## [What is needed]
Reproduce the listing below verbatim, line for line, and leave the picture out of your answer.

## [Records for the exercise]
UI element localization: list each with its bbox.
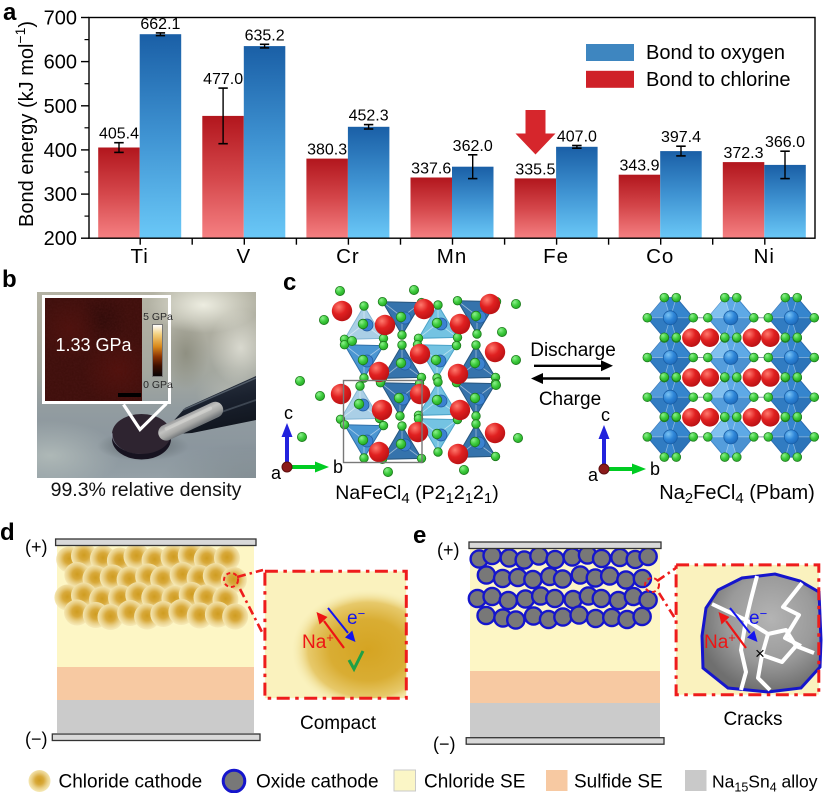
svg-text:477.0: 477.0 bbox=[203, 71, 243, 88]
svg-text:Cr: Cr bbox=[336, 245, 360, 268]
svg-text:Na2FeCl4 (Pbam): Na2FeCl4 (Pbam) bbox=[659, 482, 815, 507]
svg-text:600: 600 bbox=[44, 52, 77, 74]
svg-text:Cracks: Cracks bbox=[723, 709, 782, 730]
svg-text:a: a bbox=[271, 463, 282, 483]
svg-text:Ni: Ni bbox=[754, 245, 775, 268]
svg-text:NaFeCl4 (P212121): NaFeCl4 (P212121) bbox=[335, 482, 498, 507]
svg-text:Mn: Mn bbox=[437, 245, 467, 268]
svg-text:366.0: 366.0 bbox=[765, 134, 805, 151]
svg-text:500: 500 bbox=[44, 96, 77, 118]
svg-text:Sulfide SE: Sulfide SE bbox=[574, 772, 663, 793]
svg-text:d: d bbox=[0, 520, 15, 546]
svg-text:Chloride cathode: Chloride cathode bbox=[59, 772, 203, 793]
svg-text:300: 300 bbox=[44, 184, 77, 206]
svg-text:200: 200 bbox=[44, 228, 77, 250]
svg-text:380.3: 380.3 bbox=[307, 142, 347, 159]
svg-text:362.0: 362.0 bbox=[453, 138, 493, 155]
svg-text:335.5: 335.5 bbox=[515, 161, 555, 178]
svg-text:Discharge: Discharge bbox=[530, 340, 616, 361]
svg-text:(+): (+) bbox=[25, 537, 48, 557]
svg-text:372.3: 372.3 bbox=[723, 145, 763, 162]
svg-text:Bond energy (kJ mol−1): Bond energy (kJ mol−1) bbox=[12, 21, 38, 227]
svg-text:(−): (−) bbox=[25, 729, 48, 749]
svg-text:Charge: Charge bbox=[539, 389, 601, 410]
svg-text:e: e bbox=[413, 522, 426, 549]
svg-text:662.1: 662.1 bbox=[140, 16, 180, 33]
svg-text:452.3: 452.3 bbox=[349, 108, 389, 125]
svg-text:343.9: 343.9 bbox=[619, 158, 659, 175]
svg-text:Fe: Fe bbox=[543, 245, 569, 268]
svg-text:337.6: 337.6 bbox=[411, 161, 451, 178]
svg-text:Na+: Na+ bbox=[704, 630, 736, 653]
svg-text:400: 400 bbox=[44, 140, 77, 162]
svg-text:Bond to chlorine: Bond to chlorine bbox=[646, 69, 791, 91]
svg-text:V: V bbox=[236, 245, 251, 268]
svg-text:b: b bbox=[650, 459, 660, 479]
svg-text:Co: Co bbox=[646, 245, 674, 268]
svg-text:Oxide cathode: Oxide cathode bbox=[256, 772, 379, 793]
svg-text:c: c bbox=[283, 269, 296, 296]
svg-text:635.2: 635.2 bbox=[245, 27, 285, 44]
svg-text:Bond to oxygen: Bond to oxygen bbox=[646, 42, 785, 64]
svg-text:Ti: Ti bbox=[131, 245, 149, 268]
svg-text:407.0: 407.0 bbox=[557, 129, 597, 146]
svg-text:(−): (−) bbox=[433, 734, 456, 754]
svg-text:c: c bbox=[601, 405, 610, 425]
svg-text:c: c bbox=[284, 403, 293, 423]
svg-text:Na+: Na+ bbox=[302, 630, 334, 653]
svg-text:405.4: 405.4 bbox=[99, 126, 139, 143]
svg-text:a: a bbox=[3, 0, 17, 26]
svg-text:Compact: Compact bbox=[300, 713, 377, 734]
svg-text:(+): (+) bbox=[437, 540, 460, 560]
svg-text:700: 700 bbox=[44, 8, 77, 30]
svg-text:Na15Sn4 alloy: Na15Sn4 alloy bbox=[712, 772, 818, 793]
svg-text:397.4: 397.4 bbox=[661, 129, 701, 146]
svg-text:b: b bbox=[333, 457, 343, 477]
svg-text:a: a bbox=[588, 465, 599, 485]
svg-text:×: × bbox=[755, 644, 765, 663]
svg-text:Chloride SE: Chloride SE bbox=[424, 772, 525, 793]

## [Answer]
UI element localization: list each with its bbox.
svg-text:477.0: 477.0 bbox=[203, 71, 243, 88]
svg-text:Cr: Cr bbox=[336, 245, 360, 268]
svg-text:Na2FeCl4 (Pbam): Na2FeCl4 (Pbam) bbox=[659, 482, 815, 507]
svg-text:600: 600 bbox=[44, 52, 77, 74]
svg-text:Cracks: Cracks bbox=[723, 709, 782, 730]
svg-text:a: a bbox=[271, 463, 282, 483]
svg-text:Ni: Ni bbox=[754, 245, 775, 268]
svg-text:NaFeCl4 (P212121): NaFeCl4 (P212121) bbox=[335, 482, 498, 507]
svg-text:Mn: Mn bbox=[437, 245, 467, 268]
svg-text:366.0: 366.0 bbox=[765, 134, 805, 151]
svg-text:500: 500 bbox=[44, 96, 77, 118]
svg-text:Sulfide SE: Sulfide SE bbox=[574, 772, 663, 793]
svg-text:d: d bbox=[0, 520, 15, 546]
svg-text:Chloride cathode: Chloride cathode bbox=[59, 772, 203, 793]
svg-text:300: 300 bbox=[44, 184, 77, 206]
svg-text:200: 200 bbox=[44, 228, 77, 250]
svg-text:380.3: 380.3 bbox=[307, 142, 347, 159]
svg-text:362.0: 362.0 bbox=[453, 138, 493, 155]
svg-text:335.5: 335.5 bbox=[515, 161, 555, 178]
svg-text:Discharge: Discharge bbox=[530, 340, 616, 361]
svg-text:(+): (+) bbox=[25, 537, 48, 557]
svg-text:372.3: 372.3 bbox=[723, 145, 763, 162]
svg-text:Bond energy (kJ mol−1): Bond energy (kJ mol−1) bbox=[12, 21, 38, 227]
svg-text:(−): (−) bbox=[25, 729, 48, 749]
svg-text:Charge: Charge bbox=[539, 389, 601, 410]
svg-text:e: e bbox=[413, 522, 426, 549]
svg-text:662.1: 662.1 bbox=[140, 16, 180, 33]
svg-text:452.3: 452.3 bbox=[349, 108, 389, 125]
svg-text:343.9: 343.9 bbox=[619, 158, 659, 175]
svg-text:Fe: Fe bbox=[543, 245, 569, 268]
svg-text:337.6: 337.6 bbox=[411, 161, 451, 178]
svg-text:Na+: Na+ bbox=[704, 630, 736, 653]
svg-text:400: 400 bbox=[44, 140, 77, 162]
svg-text:Bond to chlorine: Bond to chlorine bbox=[646, 69, 791, 91]
svg-text:V: V bbox=[236, 245, 251, 268]
svg-text:b: b bbox=[650, 459, 660, 479]
svg-text:Co: Co bbox=[646, 245, 674, 268]
svg-text:Oxide cathode: Oxide cathode bbox=[256, 772, 379, 793]
svg-text:c: c bbox=[283, 269, 296, 296]
svg-text:635.2: 635.2 bbox=[245, 27, 285, 44]
svg-text:Bond to oxygen: Bond to oxygen bbox=[646, 42, 785, 64]
svg-text:Ti: Ti bbox=[131, 245, 149, 268]
svg-text:407.0: 407.0 bbox=[557, 129, 597, 146]
svg-text:(−): (−) bbox=[433, 734, 456, 754]
svg-text:c: c bbox=[601, 405, 610, 425]
svg-text:c: c bbox=[284, 403, 293, 423]
svg-text:Na+: Na+ bbox=[302, 630, 334, 653]
svg-text:405.4: 405.4 bbox=[99, 126, 139, 143]
svg-text:a: a bbox=[3, 0, 17, 26]
svg-text:Compact: Compact bbox=[300, 713, 377, 734]
svg-text:(+): (+) bbox=[437, 540, 460, 560]
svg-text:700: 700 bbox=[44, 8, 77, 30]
svg-text:Na15Sn4 alloy: Na15Sn4 alloy bbox=[712, 772, 818, 793]
svg-text:397.4: 397.4 bbox=[661, 129, 701, 146]
svg-text:b: b bbox=[333, 457, 343, 477]
svg-text:a: a bbox=[588, 465, 599, 485]
svg-text:×: × bbox=[755, 644, 765, 663]
svg-text:Chloride SE: Chloride SE bbox=[424, 772, 525, 793]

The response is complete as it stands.